Exercise details: In the listing that follows, how many lines contain "text"? Give the number only.

Extracted material:
______
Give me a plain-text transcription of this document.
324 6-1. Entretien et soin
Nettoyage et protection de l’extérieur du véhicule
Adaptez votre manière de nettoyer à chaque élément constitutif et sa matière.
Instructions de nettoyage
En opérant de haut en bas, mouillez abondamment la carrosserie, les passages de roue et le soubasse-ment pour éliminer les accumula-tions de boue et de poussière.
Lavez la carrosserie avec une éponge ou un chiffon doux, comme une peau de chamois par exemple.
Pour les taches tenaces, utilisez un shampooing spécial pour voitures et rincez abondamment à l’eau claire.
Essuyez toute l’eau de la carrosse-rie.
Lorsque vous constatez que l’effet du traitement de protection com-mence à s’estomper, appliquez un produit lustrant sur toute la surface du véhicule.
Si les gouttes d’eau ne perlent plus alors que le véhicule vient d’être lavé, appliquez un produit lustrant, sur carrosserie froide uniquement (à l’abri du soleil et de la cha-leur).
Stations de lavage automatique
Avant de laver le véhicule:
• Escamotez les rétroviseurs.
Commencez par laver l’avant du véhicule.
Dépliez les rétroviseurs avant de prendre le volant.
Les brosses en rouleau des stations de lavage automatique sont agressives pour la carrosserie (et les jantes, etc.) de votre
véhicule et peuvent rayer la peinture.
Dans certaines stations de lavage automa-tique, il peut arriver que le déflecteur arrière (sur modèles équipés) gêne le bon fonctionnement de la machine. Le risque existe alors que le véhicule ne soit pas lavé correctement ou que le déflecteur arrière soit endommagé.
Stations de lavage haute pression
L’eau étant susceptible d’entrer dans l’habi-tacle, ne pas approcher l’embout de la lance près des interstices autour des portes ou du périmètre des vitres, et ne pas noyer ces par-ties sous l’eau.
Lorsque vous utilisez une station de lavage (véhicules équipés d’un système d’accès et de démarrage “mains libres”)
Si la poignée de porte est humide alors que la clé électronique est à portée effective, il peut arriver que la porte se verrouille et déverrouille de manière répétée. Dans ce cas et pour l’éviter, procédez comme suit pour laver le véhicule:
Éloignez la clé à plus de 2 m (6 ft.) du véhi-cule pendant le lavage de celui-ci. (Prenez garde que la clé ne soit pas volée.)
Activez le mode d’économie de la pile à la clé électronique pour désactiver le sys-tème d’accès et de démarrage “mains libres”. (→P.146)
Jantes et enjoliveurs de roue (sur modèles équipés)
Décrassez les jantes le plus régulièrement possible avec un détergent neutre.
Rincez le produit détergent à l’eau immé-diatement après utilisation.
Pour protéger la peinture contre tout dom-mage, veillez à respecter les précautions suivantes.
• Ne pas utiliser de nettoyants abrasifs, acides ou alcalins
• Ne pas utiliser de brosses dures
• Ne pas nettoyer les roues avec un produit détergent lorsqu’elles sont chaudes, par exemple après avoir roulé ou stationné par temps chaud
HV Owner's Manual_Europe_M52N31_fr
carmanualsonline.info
______
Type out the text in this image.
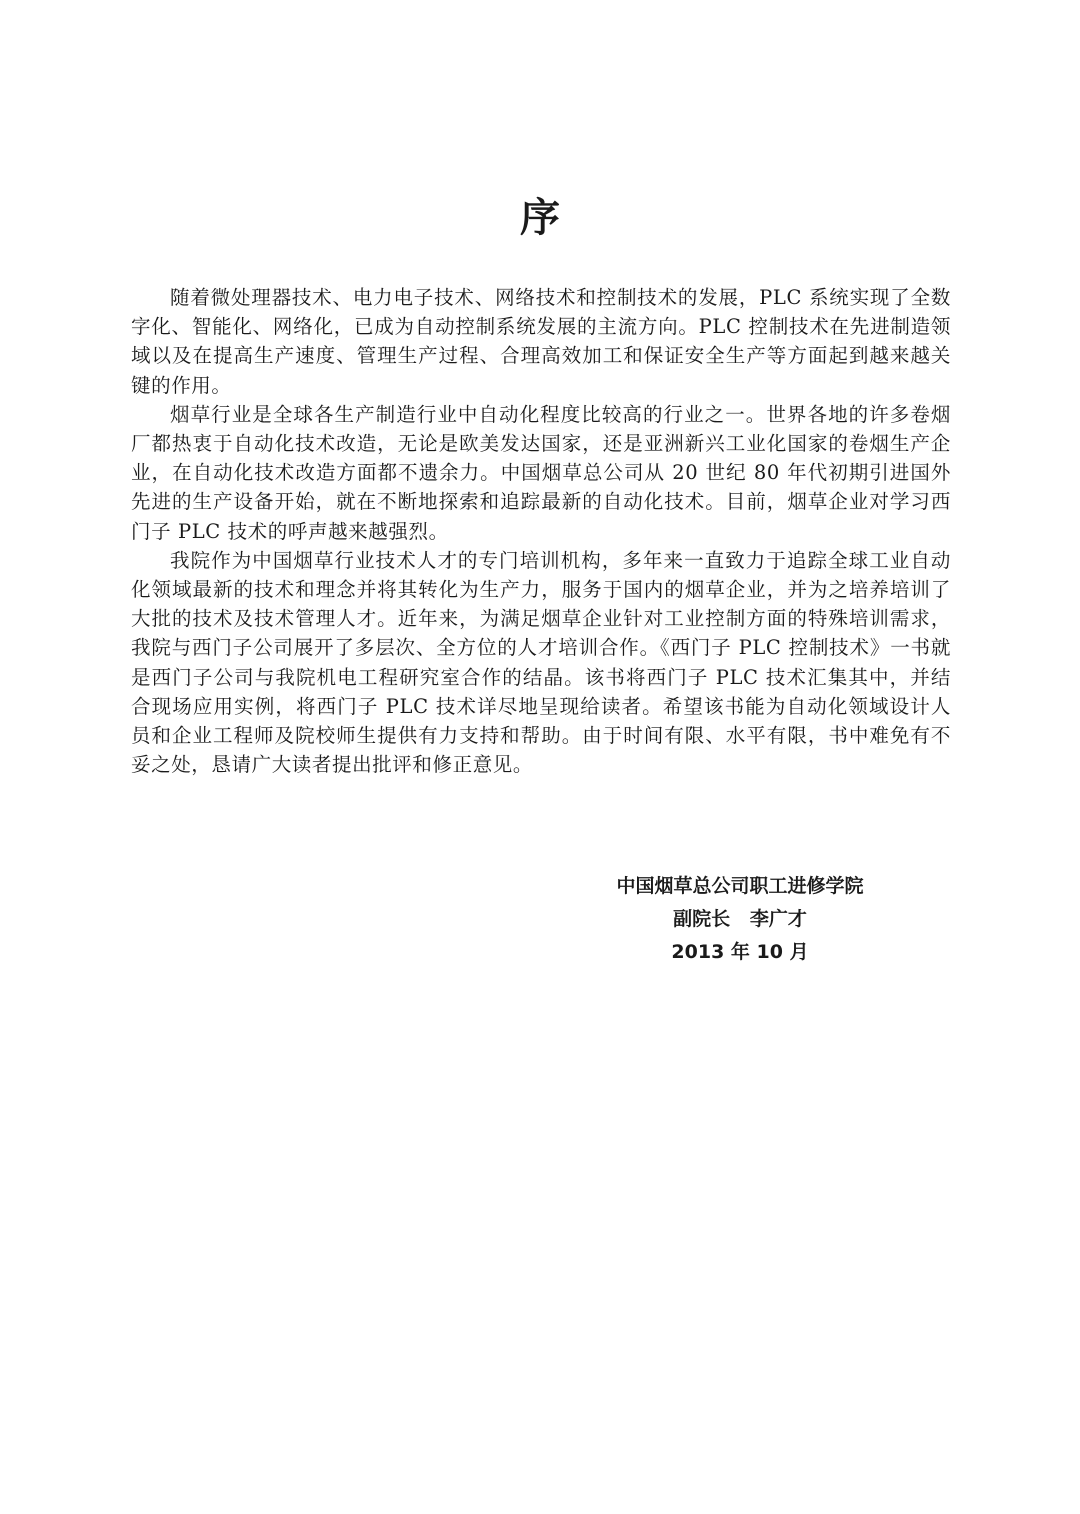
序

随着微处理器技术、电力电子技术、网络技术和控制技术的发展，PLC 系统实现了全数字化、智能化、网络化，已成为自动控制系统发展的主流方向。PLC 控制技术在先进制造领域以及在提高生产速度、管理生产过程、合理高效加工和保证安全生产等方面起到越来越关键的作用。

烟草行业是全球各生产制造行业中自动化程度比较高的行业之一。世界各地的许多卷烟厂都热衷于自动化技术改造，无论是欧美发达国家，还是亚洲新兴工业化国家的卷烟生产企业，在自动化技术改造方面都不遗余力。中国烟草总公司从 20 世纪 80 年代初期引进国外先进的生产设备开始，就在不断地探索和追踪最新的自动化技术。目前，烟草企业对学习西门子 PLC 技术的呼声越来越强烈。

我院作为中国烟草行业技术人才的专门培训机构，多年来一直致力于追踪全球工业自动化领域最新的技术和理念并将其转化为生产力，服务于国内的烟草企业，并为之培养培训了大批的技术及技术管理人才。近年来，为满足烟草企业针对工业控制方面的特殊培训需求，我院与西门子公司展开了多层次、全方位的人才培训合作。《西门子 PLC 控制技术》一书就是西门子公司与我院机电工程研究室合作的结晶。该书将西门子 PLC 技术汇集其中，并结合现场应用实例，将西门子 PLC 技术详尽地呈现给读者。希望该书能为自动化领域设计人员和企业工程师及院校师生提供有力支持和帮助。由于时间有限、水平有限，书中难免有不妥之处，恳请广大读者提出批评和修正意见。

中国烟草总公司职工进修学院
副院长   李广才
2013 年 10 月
______
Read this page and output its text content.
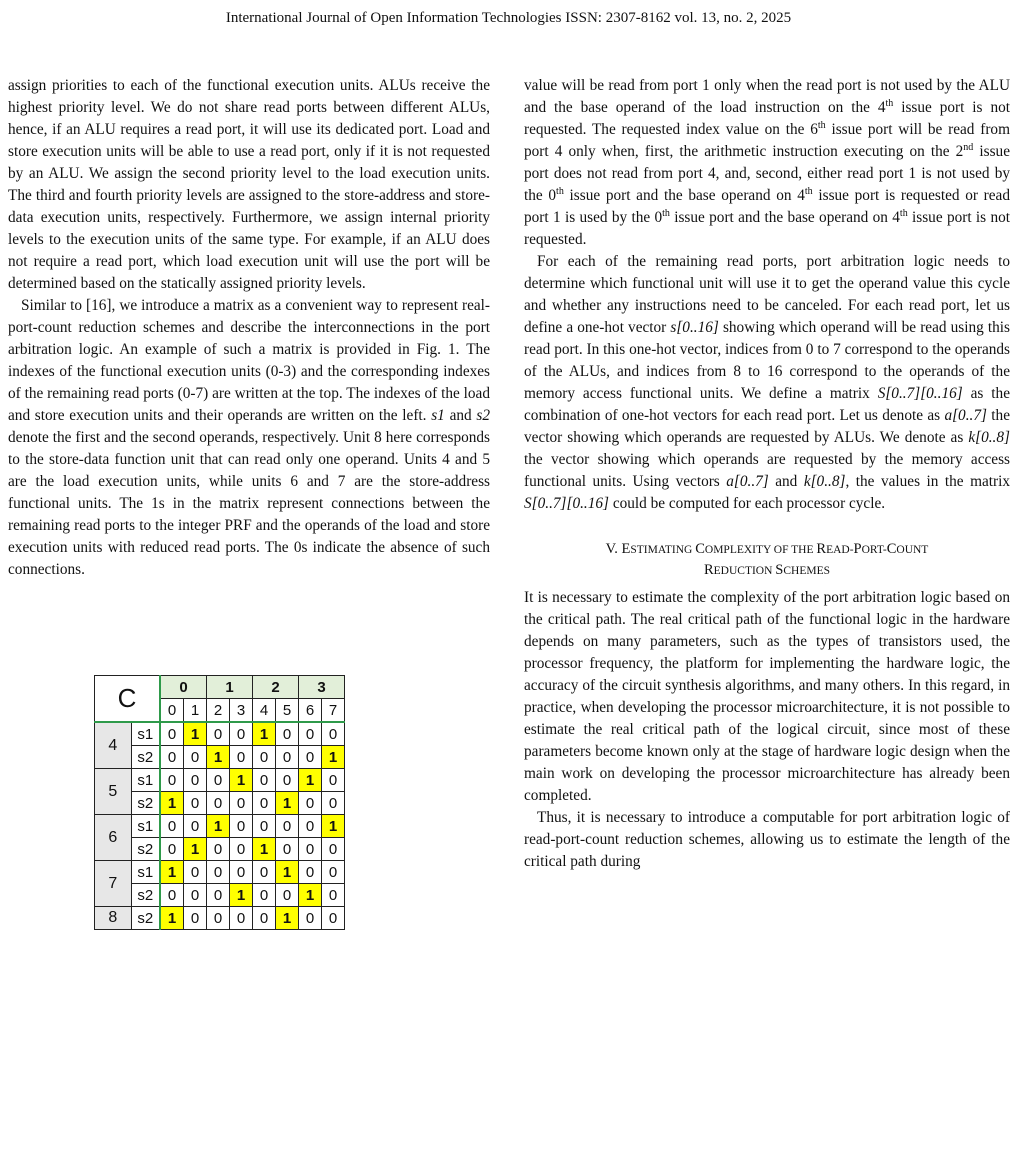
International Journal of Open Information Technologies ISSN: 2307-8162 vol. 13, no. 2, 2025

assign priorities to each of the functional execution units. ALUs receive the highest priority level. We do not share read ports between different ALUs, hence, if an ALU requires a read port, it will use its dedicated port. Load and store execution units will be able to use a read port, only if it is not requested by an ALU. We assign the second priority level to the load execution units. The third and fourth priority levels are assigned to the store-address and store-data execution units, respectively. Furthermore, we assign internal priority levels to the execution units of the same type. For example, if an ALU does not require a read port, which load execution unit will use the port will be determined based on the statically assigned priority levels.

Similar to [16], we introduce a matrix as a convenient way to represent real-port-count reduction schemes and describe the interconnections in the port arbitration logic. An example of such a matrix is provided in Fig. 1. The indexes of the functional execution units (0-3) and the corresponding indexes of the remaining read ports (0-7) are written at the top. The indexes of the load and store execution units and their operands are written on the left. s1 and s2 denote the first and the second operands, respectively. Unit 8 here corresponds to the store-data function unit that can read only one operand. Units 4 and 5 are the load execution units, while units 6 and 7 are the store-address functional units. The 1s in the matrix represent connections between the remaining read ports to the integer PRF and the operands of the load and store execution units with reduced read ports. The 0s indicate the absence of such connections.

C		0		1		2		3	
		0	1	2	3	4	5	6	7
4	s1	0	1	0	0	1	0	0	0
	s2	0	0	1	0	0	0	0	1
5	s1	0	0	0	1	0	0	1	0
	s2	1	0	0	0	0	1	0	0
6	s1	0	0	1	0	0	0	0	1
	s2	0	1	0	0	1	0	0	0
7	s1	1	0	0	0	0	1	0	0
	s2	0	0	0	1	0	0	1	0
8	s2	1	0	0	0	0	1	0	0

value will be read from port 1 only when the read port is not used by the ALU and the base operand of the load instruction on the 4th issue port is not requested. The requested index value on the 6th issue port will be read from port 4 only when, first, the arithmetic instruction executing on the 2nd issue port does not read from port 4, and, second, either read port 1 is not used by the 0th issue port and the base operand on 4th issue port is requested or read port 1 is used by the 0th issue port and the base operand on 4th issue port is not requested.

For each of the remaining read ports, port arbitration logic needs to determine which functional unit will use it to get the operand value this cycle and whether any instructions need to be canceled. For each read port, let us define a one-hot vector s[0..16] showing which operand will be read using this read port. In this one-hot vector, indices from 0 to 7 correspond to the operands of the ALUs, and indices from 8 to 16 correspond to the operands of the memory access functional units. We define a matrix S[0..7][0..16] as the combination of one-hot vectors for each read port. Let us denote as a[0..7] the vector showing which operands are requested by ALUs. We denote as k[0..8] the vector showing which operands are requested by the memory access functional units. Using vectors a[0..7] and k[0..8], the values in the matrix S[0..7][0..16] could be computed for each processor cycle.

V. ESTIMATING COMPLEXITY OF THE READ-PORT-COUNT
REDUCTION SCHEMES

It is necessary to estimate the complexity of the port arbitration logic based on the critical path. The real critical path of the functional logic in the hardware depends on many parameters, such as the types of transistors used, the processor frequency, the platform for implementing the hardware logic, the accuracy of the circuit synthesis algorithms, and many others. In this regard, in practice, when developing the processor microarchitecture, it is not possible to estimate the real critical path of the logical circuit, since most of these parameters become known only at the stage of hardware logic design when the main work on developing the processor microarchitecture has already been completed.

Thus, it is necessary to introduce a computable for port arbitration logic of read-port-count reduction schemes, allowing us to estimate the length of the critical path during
______
Full solution: 3